-- START RECORDS --

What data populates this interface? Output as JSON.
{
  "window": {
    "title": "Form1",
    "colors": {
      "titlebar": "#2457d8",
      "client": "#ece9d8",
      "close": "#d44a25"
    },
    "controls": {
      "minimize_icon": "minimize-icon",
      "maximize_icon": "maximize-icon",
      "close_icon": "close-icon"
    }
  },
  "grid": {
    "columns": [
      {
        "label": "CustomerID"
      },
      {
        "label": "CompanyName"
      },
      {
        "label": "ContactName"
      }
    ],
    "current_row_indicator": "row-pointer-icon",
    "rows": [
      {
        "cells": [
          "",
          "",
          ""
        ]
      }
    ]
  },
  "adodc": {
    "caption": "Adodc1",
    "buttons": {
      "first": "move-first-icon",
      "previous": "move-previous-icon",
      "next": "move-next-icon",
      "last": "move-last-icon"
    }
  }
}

-- END RECORDS --

## TASK INSTRUCTIONS
Each line above is to be repeated exactly.

## COMPLETED EXERCISE
What data populates this interface? Output as JSON.
{
  "window": {
    "title": "Form1",
    "colors": {
      "titlebar": "#2457d8",
      "client": "#ece9d8",
      "close": "#d44a25"
    },
    "controls": {
      "minimize_icon": "minimize-icon",
      "maximize_icon": "maximize-icon",
      "close_icon": "close-icon"
    }
  },
  "grid": {
    "columns": [
      {
        "label": "CustomerID"
      },
      {
        "label": "CompanyName"
      },
      {
        "label": "ContactName"
      }
    ],
    "current_row_indicator": "row-pointer-icon",
    "rows": [
      {
        "cells": [
          "",
          "",
          ""
        ]
      }
    ]
  },
  "adodc": {
    "caption": "Adodc1",
    "buttons": {
      "first": "move-first-icon",
      "previous": "move-previous-icon",
      "next": "move-next-icon",
      "last": "move-last-icon"
    }
  }
}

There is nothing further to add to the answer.